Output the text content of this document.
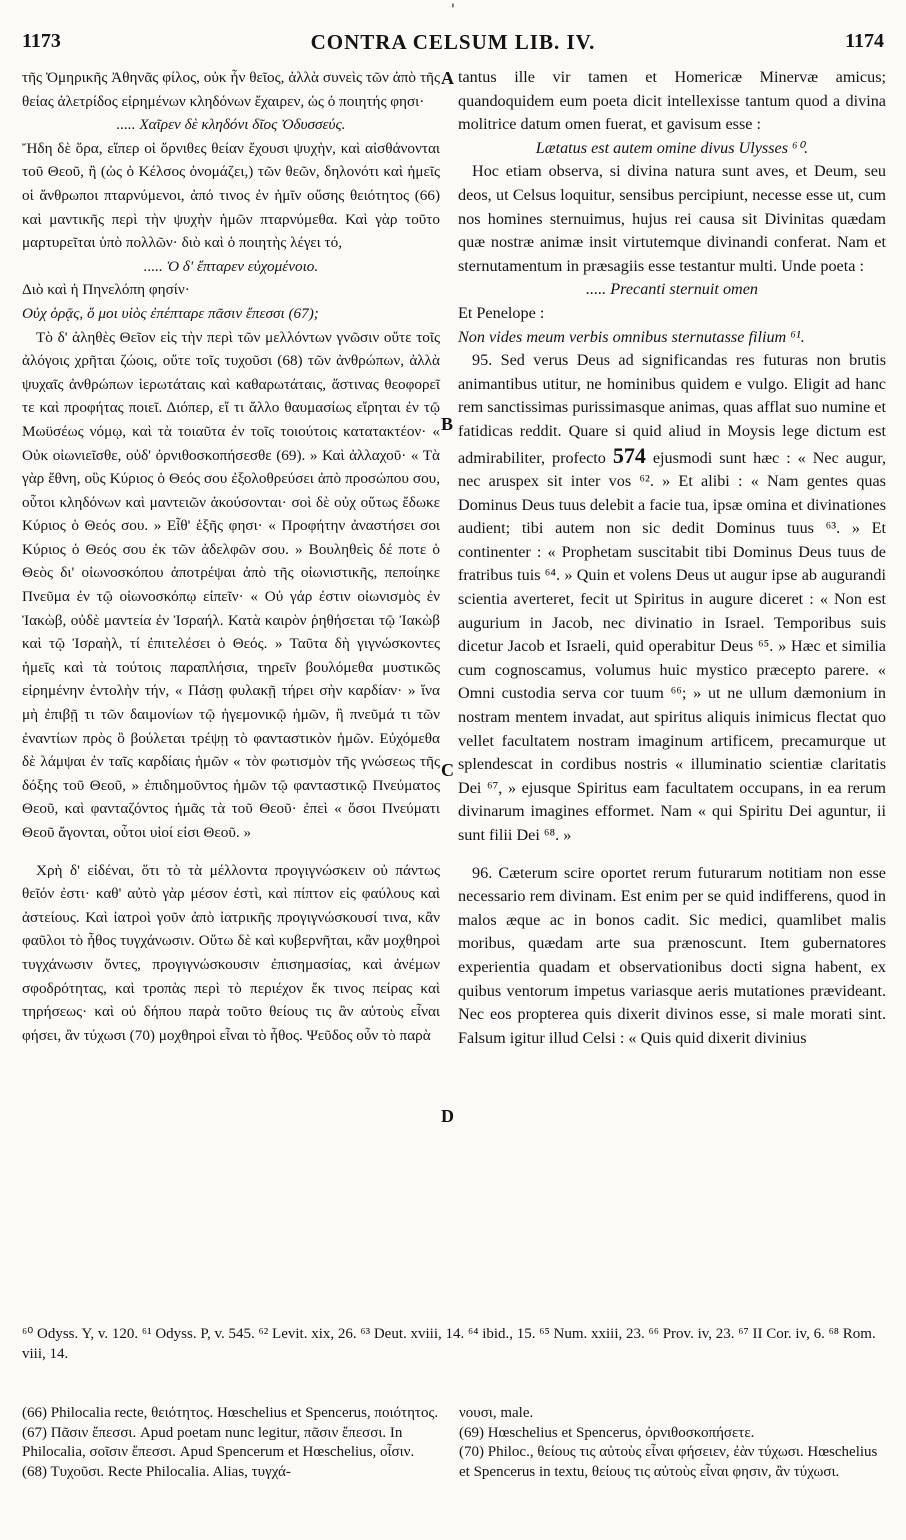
1173	CONTRA CELSUM LIB. IV.	1174
'

τῆς Ὁμηρικῆς Ἀθηνᾶς φίλος, οὐκ ἦν θεῖος, ἀλλὰ συνεὶς τῶν ἀπὸ τῆς θείας ἀλετρίδος εἰρημένων κληδόνων ἔχαιρεν, ὡς ὁ ποιητής φησι·

..... Χαῖρεν δὲ κληδόνι δῖος Ὀδυσσεύς.

Ἤδη δὲ ὅρα, εἴπερ οἱ ὄρνιθες θείαν ἔχουσι ψυχὴν, καὶ αἰσθάνονται τοῦ Θεοῦ, ἢ (ὡς ὁ Κέλσος ὀνομάζει,) τῶν θεῶν, δηλονότι καὶ ἡμεῖς οἱ ἄνθρωποι πταρνύμενοι, ἀπό τινος ἐν ἡμῖν οὔσης θειότητος (66) καὶ μαντικῆς περὶ τὴν ψυχὴν ἡμῶν πταρνύμεθα. Καὶ γὰρ τοῦτο μαρτυρεῖται ὑπὸ πολλῶν· διὸ καὶ ὁ ποιητὴς λέγει τό,

..... Ὁ δ' ἔπταρεν εὐχομένοιο.

Διὸ καὶ ἡ Πηνελόπη φησίν·

Οὐχ ὁρᾷς, ὅ μοι υἱὸς ἐπέπταρε πᾶσιν ἔπεσσι (67);

Τὸ δ' ἀληθὲς Θεῖον εἰς τὴν περὶ τῶν μελλόντων γνῶσιν οὔτε τοῖς ἀλόγοις χρῆται ζώοις, οὔτε τοῖς τυχοῦσι (68) τῶν ἀνθρώπων, ἀλλὰ ψυχαῖς ἀνθρώπων ἱερωτάταις καὶ καθαρωτάταις, ἅστινας θεοφορεῖ τε καὶ προφήτας ποιεῖ. Διόπερ, εἴ τι ἄλλο θαυμασίως εἴρηται ἐν τῷ Μωϋσέως νόμῳ, καὶ τὰ τοιαῦτα ἐν τοῖς τοιούτοις κατατακτέον· « Οὐκ οἰωνιεῖσθε, οὐδ' ὀρνιθοσκοπήσεσθε (69). » Καὶ ἀλλαχοῦ· « Τὰ γὰρ ἔθνη, οὓς Κύριος ὁ Θεός σου ἐξολοθρεύσει ἀπὸ προσώπου σου, οὗτοι κληδόνων καὶ μαντειῶν ἀκούσονται· σοὶ δὲ οὐχ οὕτως ἔδωκε Κύριος ὁ Θεός σου. » Εἶθ' ἑξῆς φησι· « Προφήτην ἀναστήσει σοι Κύριος ὁ Θεός σου ἐκ τῶν ἀδελφῶν σου. » Βουληθεὶς δέ ποτε ὁ Θεὸς δι' οἰωνοσκόπου ἀποτρέψαι ἀπὸ τῆς οἰωνιστικῆς, πεποίηκε Πνεῦμα ἐν τῷ οἰωνοσκόπῳ εἰπεῖν· « Οὐ γάρ ἐστιν οἰωνισμὸς ἐν Ἰακὼβ, οὐδὲ μαντεία ἐν Ἰσραήλ. Κατὰ καιρὸν ῥηθήσεται τῷ Ἰακὼβ καὶ τῷ Ἰσραὴλ, τί ἐπιτελέσει ὁ Θεός. » Ταῦτα δὴ γιγνώσκοντες ἡμεῖς καὶ τὰ τούτοις παραπλήσια, τηρεῖν βουλόμεθα μυστικῶς εἰρημένην ἐντολὴν τήν, « Πάσῃ φυλακῇ τήρει σὴν καρδίαν· » ἵνα μὴ ἐπιβῇ τι τῶν δαιμονίων τῷ ἡγεμονικῷ ἡμῶν, ἢ πνεῦμά τι τῶν ἐναντίων πρὸς ὃ βούλεται τρέψῃ τὸ φανταστικὸν ἡμῶν. Εὐχόμεθα δὲ λάμψαι ἐν ταῖς καρδίαις ἡμῶν « τὸν φωτισμὸν τῆς γνώσεως τῆς δόξης τοῦ Θεοῦ, » ἐπιδημοῦντος ἡμῶν τῷ φανταστικῷ Πνεύματος Θεοῦ, καὶ φανταζόντος ἡμᾶς τὰ τοῦ Θεοῦ· ἐπεὶ « ὅσοι Πνεύματι Θεοῦ ἄγονται, οὗτοι υἱοί εἰσι Θεοῦ. »

Χρὴ δ' εἰδέναι, ὅτι τὸ τὰ μέλλοντα προγιγνώσκειν οὐ πάντως θεῖόν ἐστι· καθ' αὐτὸ γὰρ μέσον ἐστὶ, καὶ πίπτον εἰς φαύλους καὶ ἀστείους. Καὶ ἰατροὶ γοῦν ἀπὸ ἰατρικῆς προγιγνώσκουσί τινα, κἂν φαῦλοι τὸ ἦθος τυγχάνωσιν. Οὕτω δὲ καὶ κυβερνῆται, κἂν μοχθηροὶ τυγχάνωσιν ὄντες, προγιγνώσκουσιν ἐπισημασίας, καὶ ἀνέμων σφοδρότητας, καὶ τροπὰς περὶ τὸ περιέχον ἔκ τινος πείρας καὶ τηρήσεως· καὶ οὐ δήπου παρὰ τοῦτο θείους τις ἂν αὐτοὺς εἶναι φήσει, ἂν τύχωσι (70) μοχθηροὶ εἶναι τὸ ἦθος. Ψεῦδος οὖν τὸ παρὰ

A
B
C
D

tantus ille vir tamen et Homericæ Minervæ amicus; quandoquidem eum poeta dicit intellexisse tantum quod a divina molitrice datum omen fuerat, et gavisum esse :

Lætatus est autem omine divus Ulysses ⁶⁰.

Hoc etiam observa, si divina natura sunt aves, et Deum, seu deos, ut Celsus loquitur, sensibus percipiunt, necesse esse ut, cum nos homines sternuimus, hujus rei causa sit Divinitas quædam quæ nostræ animæ insit virtutemque divinandi conferat. Nam et sternutamentum in præsagiis esse testantur multi. Unde poeta :

..... Precanti sternuit omen

Et Penelope :

Non vides meum verbis omnibus sternutasse filium ⁶¹.

95. Sed verus Deus ad significandas res futuras non brutis animantibus utitur, ne hominibus quidem e vulgo. Eligit ad hanc rem sanctissimas purissimasque animas, quas afflat suo numine et fatidicas reddit. Quare si quid aliud in Moysis lege dictum est admirabiliter, profecto 574 ejusmodi sunt hæc : « Nec augur, nec aruspex sit inter vos ⁶². » Et alibi : « Nam gentes quas Dominus Deus tuus delebit a facie tua, ipsæ omina et divinationes audient; tibi autem non sic dedit Dominus tuus ⁶³. » Et continenter : « Prophetam suscitabit tibi Dominus Deus tuus de fratribus tuis ⁶⁴. » Quin et volens Deus ut augur ipse ab augurandi scientia averteret, fecit ut Spiritus in augure diceret : « Non est augurium in Jacob, nec divinatio in Israel. Temporibus suis dicetur Jacob et Israeli, quid operabitur Deus ⁶⁵. » Hæc et similia cum cognoscamus, volumus huic mystico præcepto parere. « Omni custodia serva cor tuum ⁶⁶; » ut ne ullum dæmonium in nostram mentem invadat, aut spiritus aliquis inimicus flectat quo vellet facultatem nostram imaginum artificem, precamurque ut splendescat in cordibus nostris « illuminatio scientiæ claritatis Dei ⁶⁷, » ejusque Spiritus eam facultatem occupans, in ea rerum divinarum imagines efformet. Nam « qui Spiritu Dei aguntur, ii sunt filii Dei ⁶⁸. »

96. Cæterum scire oportet rerum futurarum notitiam non esse necessario rem divinam. Est enim per se quid indifferens, quod in malos æque ac in bonos cadit. Sic medici, quamlibet malis moribus, quædam arte sua prænoscunt. Item gubernatores experientia quadam et observationibus docti signa habent, ex quibus ventorum impetus variasque aeris mutationes prævideant. Nec eos propterea quis dixerit divinos esse, si male morati sint. Falsum igitur illud Celsi : « Quis quid dixerit divinius

⁶⁰ Odyss. Y, v. 120. ⁶¹ Odyss. P, v. 545. ⁶² Levit. xix, 26. ⁶³ Deut. xviii, 14. ⁶⁴ ibid., 15. ⁶⁵ Num. xxiii, 23. ⁶⁶ Prov. iv, 23. ⁶⁷ II Cor. iv, 6. ⁶⁸ Rom. viii, 14.

(66) Philocalia recte, θειότητος. Hœschelius et Spencerus, ποιότητος.

(67) Πᾶσιν ἔπεσσι. Apud poetam nunc legitur, πᾶσιν ἔπεσσι. In Philocalia, σοῖσιν ἔπεσσι. Apud Spencerum et Hœschelius, οἶσιν.

(68) Τυχοῦσι. Recte Philocalia. Alias, τυγχά-

νουσι, male.

(69) Hœschelius et Spencerus, ὀρνιθοσκοπήσετε.

(70) Philoc., θείους τις αὐτοὺς εἶναι φήσειεν, ἐὰν τύχωσι. Hœschelius et Spencerus in textu, θείους τις αὐτοὺς εἶναι φησιν, ἂν τύχωσι.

_Directions for this task_.
Considering only the records above, state the number of lines that include the word "male", with nothing added.

_Written solution_.
2